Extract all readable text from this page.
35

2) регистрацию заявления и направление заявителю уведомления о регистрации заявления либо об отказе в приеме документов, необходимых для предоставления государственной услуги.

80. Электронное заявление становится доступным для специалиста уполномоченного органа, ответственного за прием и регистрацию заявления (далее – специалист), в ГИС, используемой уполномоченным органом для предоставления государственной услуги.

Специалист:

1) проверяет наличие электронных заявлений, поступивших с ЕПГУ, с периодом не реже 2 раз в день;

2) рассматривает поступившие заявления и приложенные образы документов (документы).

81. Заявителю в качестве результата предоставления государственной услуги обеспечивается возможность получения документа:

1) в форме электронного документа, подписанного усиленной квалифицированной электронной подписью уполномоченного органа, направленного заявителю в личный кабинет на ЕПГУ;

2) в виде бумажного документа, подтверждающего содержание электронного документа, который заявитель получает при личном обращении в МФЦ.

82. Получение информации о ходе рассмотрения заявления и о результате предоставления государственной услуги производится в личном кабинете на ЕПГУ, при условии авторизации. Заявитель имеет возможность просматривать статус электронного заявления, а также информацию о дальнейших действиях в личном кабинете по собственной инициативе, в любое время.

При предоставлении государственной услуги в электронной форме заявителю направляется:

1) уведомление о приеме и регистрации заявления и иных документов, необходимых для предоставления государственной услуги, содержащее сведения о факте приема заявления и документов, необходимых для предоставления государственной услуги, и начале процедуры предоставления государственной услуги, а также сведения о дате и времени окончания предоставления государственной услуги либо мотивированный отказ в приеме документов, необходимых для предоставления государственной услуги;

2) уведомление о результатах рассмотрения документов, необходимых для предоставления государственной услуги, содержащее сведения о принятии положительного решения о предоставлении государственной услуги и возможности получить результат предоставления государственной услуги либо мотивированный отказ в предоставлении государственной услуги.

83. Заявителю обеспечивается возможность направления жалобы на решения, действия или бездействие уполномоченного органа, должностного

::::

Your task is to print all of the records exactly.

Written response:
Extract all readable text from this page.
35

2) регистрацию заявления и направление заявителю уведомления о регистрации заявления либо об отказе в приеме документов, необходимых для предоставления государственной услуги.

80. Электронное заявление становится доступным для специалиста уполномоченного органа, ответственного за прием и регистрацию заявления (далее – специалист), в ГИС, используемой уполномоченным органом для предоставления государственной услуги.

Специалист:

1) проверяет наличие электронных заявлений, поступивших с ЕПГУ, с периодом не реже 2 раз в день;

2) рассматривает поступившие заявления и приложенные образы документов (документы).

81. Заявителю в качестве результата предоставления государственной услуги обеспечивается возможность получения документа:

1) в форме электронного документа, подписанного усиленной квалифицированной электронной подписью уполномоченного органа, направленного заявителю в личный кабинет на ЕПГУ;

2) в виде бумажного документа, подтверждающего содержание электронного документа, который заявитель получает при личном обращении в МФЦ.

82. Получение информации о ходе рассмотрения заявления и о результате предоставления государственной услуги производится в личном кабинете на ЕПГУ, при условии авторизации. Заявитель имеет возможность просматривать статус электронного заявления, а также информацию о дальнейших действиях в личном кабинете по собственной инициативе, в любое время.

При предоставлении государственной услуги в электронной форме заявителю направляется:

1) уведомление о приеме и регистрации заявления и иных документов, необходимых для предоставления государственной услуги, содержащее сведения о факте приема заявления и документов, необходимых для предоставления государственной услуги, и начале процедуры предоставления государственной услуги, а также сведения о дате и времени окончания предоставления государственной услуги либо мотивированный отказ в приеме документов, необходимых для предоставления государственной услуги;

2) уведомление о результатах рассмотрения документов, необходимых для предоставления государственной услуги, содержащее сведения о принятии положительного решения о предоставлении государственной услуги и возможности получить результат предоставления государственной услуги либо мотивированный отказ в предоставлении государственной услуги.

83. Заявителю обеспечивается возможность направления жалобы на решения, действия или бездействие уполномоченного органа, должностного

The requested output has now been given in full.